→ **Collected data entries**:
---------------
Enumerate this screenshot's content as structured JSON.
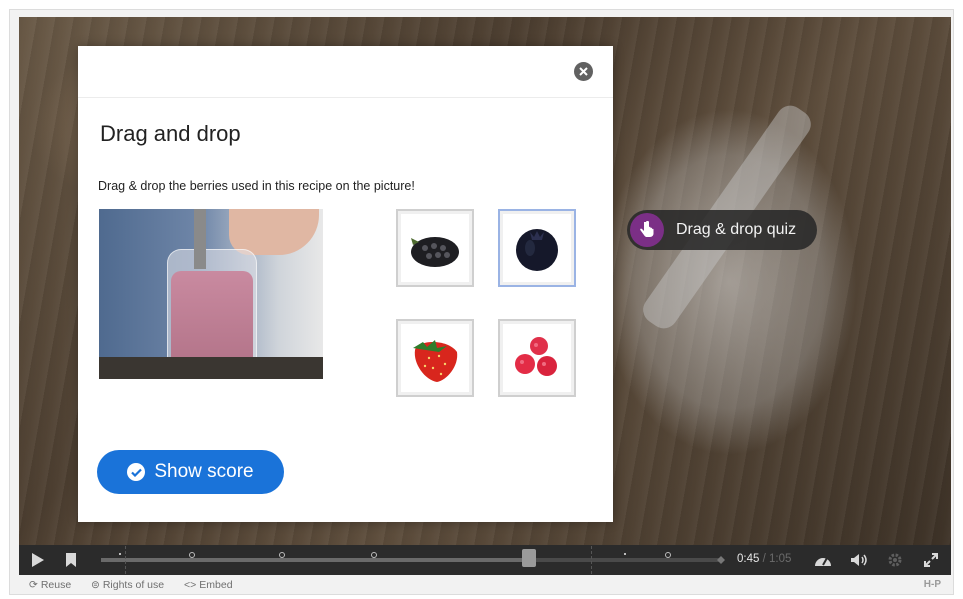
{
  "hotspot": {
    "label": "Drag & drop quiz",
    "badge_color": "#7b2f86"
  },
  "dialog": {
    "title": "Drag and drop",
    "task": "Drag & drop the berries used in this recipe on the picture!",
    "items": [
      {
        "name": "blackberry",
        "icon": "blackberry-icon"
      },
      {
        "name": "blueberry",
        "icon": "blueberry-icon",
        "selected": true
      },
      {
        "name": "strawberry",
        "icon": "strawberry-icon"
      },
      {
        "name": "raspberry",
        "icon": "raspberry-icon"
      }
    ],
    "show_score_label": "Show score"
  },
  "player": {
    "current_time": "0:45",
    "separator": " / ",
    "total_time": "1:05",
    "progress": 0.69
  },
  "footer": {
    "reuse": "Reuse",
    "rights": "Rights of use",
    "embed": "Embed",
    "brand": "H-P"
  },
  "colors": {
    "accent": "#1a73d9",
    "control_bar": "#2b2b2b"
  }
}
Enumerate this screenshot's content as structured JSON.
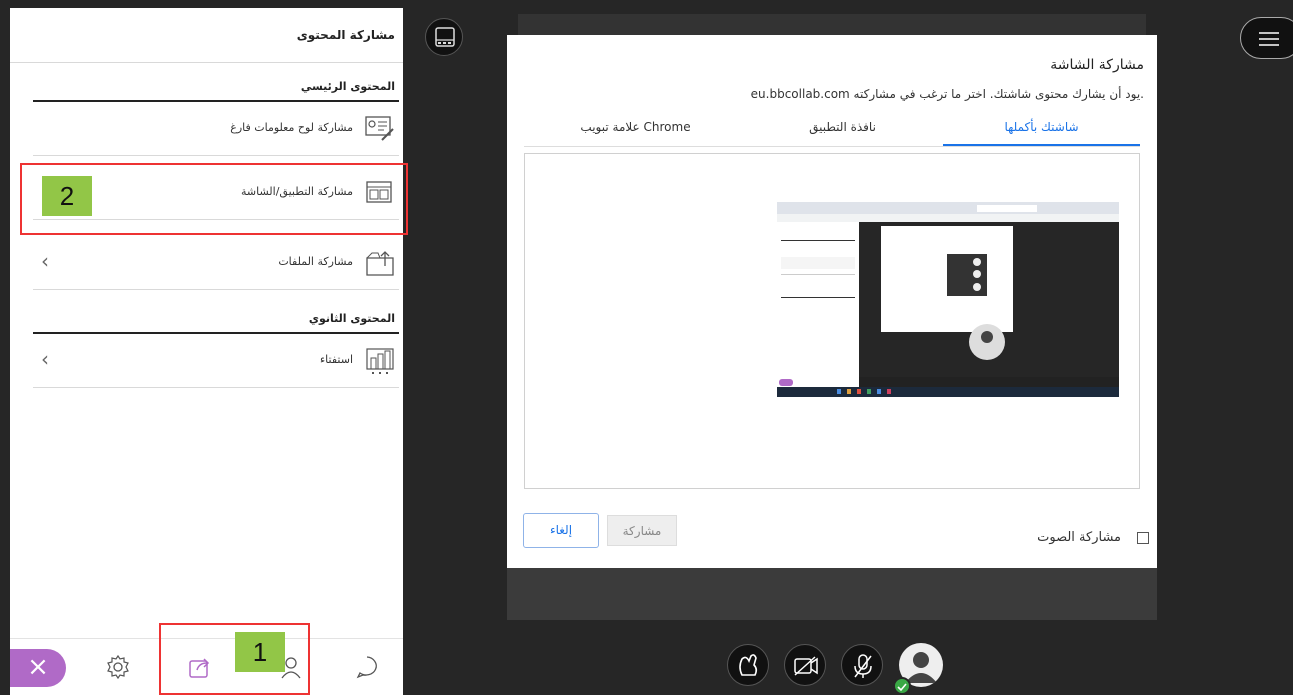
{
  "panel": {
    "title": "مشاركة المحتوى",
    "primary_section": "المحتوى الرئيسي",
    "secondary_section": "المحتوى الثانوي",
    "items": [
      {
        "label": "مشاركة لوح معلومات فارغ",
        "icon": "whiteboard-icon"
      },
      {
        "label": "مشاركة التطبيق/الشاشة",
        "icon": "screen-share-icon"
      },
      {
        "label": "مشاركة الملفات",
        "icon": "file-folder-icon"
      },
      {
        "label": "استفتاء",
        "icon": "poll-chart-icon"
      }
    ]
  },
  "annotations": {
    "badge_1": "1",
    "badge_2": "2"
  },
  "dialog": {
    "title": "مشاركة الشاشة",
    "description": ".يود أن يشارك محتوى شاشتك. اختر ما ترغب في مشاركته eu.bbcollab.com",
    "tabs": [
      {
        "label": "شاشتك بأكملها",
        "active": true
      },
      {
        "label": "نافذة التطبيق",
        "active": false
      },
      {
        "label": "علامة تبويب Chrome",
        "active": false
      }
    ],
    "audio_label": "مشاركة الصوت",
    "share_button": "مشاركة",
    "cancel_button": "إلغاء"
  },
  "colors": {
    "accent_blue": "#1a73e8",
    "close_purple": "#b06ac7",
    "annotation_red": "#e33333",
    "badge_green": "#92c647",
    "stage_bg": "#262626"
  }
}
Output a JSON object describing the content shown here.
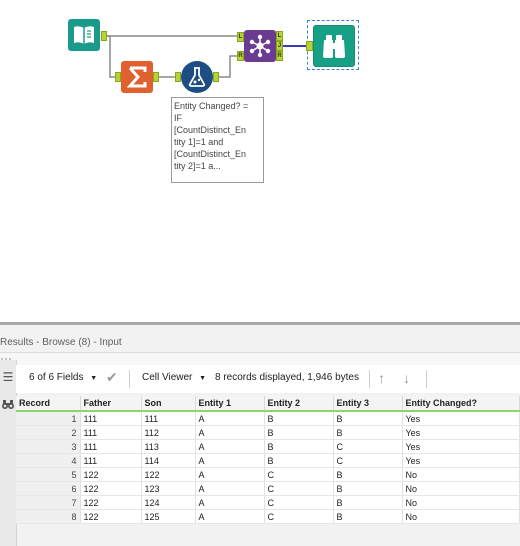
{
  "workflow": {
    "input_tool": {
      "icon": "book-icon"
    },
    "summarize_tool": {
      "icon": "sigma-icon"
    },
    "formula_tool": {
      "icon": "flask-icon"
    },
    "join_tool": {
      "icon": "network-icon",
      "anchors": [
        "L",
        "J",
        "R"
      ]
    },
    "browse_tool": {
      "icon": "binoculars-icon"
    },
    "formula_anchor_label": "R",
    "annotation": "Entity Changed? =\nIF\n[CountDistinct_En\ntity 1]=1 and\n[CountDistinct_En\ntity 2]=1 a..."
  },
  "results": {
    "title": "Results - Browse (8) - Input",
    "toolbar": {
      "fields_label": "6 of 6 Fields",
      "cell_viewer_label": "Cell Viewer",
      "records_info": "8 records displayed, 1,946 bytes"
    },
    "columns": [
      "Record",
      "Father",
      "Son",
      "Entity 1",
      "Entity 2",
      "Entity 3",
      "Entity Changed?"
    ],
    "rows": [
      [
        "1",
        "111",
        "111",
        "A",
        "B",
        "B",
        "Yes"
      ],
      [
        "2",
        "111",
        "112",
        "A",
        "B",
        "B",
        "Yes"
      ],
      [
        "3",
        "111",
        "113",
        "A",
        "B",
        "C",
        "Yes"
      ],
      [
        "4",
        "111",
        "114",
        "A",
        "B",
        "C",
        "Yes"
      ],
      [
        "5",
        "122",
        "122",
        "A",
        "C",
        "B",
        "No"
      ],
      [
        "6",
        "122",
        "123",
        "A",
        "C",
        "B",
        "No"
      ],
      [
        "7",
        "122",
        "124",
        "A",
        "C",
        "B",
        "No"
      ],
      [
        "8",
        "122",
        "125",
        "A",
        "C",
        "B",
        "No"
      ]
    ]
  },
  "colors": {
    "input": "#1a9a8a",
    "summarize": "#e0602f",
    "formula": "#1d4d82",
    "join": "#6b3a91",
    "browse": "#16a085",
    "anchor": "#b5d334",
    "grid_header_underline": "#8fd36a"
  }
}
---------------
→ **Stated goal**:
In the records above, how many lines include the string "blackberry"? Answer with only the number.

→ **Reply to the task**:
2